[Part of a data file]
__________________________________________________

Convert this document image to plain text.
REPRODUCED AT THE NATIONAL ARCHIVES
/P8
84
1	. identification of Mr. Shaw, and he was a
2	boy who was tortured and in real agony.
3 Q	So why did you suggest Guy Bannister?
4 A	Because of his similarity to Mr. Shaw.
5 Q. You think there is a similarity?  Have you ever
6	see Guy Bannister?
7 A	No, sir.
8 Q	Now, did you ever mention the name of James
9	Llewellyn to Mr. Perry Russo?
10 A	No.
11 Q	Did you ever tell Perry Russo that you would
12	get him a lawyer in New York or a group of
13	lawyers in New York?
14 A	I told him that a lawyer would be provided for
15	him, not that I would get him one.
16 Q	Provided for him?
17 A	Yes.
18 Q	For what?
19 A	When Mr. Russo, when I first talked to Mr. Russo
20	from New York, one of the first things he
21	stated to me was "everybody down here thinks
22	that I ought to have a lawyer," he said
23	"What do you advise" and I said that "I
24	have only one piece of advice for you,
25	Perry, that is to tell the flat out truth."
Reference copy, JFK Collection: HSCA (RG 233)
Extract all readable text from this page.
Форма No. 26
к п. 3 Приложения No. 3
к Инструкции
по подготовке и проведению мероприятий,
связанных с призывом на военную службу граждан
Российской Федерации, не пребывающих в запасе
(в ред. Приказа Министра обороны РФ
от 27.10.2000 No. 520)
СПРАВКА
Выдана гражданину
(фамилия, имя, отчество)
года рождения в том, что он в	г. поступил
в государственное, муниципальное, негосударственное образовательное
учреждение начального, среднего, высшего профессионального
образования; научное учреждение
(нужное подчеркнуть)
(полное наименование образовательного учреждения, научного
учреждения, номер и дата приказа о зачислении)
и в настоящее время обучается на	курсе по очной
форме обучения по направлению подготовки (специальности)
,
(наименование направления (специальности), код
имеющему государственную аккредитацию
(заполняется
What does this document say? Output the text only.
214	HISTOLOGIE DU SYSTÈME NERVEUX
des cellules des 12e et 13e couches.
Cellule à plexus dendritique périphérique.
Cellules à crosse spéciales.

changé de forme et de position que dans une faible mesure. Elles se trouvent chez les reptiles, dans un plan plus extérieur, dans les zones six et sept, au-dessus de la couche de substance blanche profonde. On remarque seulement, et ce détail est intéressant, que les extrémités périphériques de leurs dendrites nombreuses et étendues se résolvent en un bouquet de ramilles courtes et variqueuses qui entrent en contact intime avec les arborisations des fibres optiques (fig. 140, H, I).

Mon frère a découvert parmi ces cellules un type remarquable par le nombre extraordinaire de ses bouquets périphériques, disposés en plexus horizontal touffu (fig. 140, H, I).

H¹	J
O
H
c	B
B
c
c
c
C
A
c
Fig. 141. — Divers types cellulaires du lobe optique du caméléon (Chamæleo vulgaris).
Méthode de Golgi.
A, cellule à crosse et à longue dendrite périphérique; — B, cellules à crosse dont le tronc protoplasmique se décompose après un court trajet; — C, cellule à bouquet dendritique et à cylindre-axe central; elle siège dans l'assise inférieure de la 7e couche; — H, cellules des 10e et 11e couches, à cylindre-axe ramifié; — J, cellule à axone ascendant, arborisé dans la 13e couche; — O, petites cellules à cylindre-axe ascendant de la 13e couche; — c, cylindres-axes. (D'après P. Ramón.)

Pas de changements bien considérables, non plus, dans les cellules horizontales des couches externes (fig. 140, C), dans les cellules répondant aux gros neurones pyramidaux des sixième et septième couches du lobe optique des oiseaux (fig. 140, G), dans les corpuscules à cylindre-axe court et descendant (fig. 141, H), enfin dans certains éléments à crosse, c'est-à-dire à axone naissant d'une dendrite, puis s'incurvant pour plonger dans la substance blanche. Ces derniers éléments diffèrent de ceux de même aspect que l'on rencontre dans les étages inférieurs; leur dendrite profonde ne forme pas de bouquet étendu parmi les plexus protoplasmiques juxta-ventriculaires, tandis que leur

__________________________________________________

# THE EXERCISE:
Where a line holds the string "наименование", copy that line.

# CORRECT RESPONSE:
(полное наименование образовательного учреждения, научного
(наименование направления (специальности), код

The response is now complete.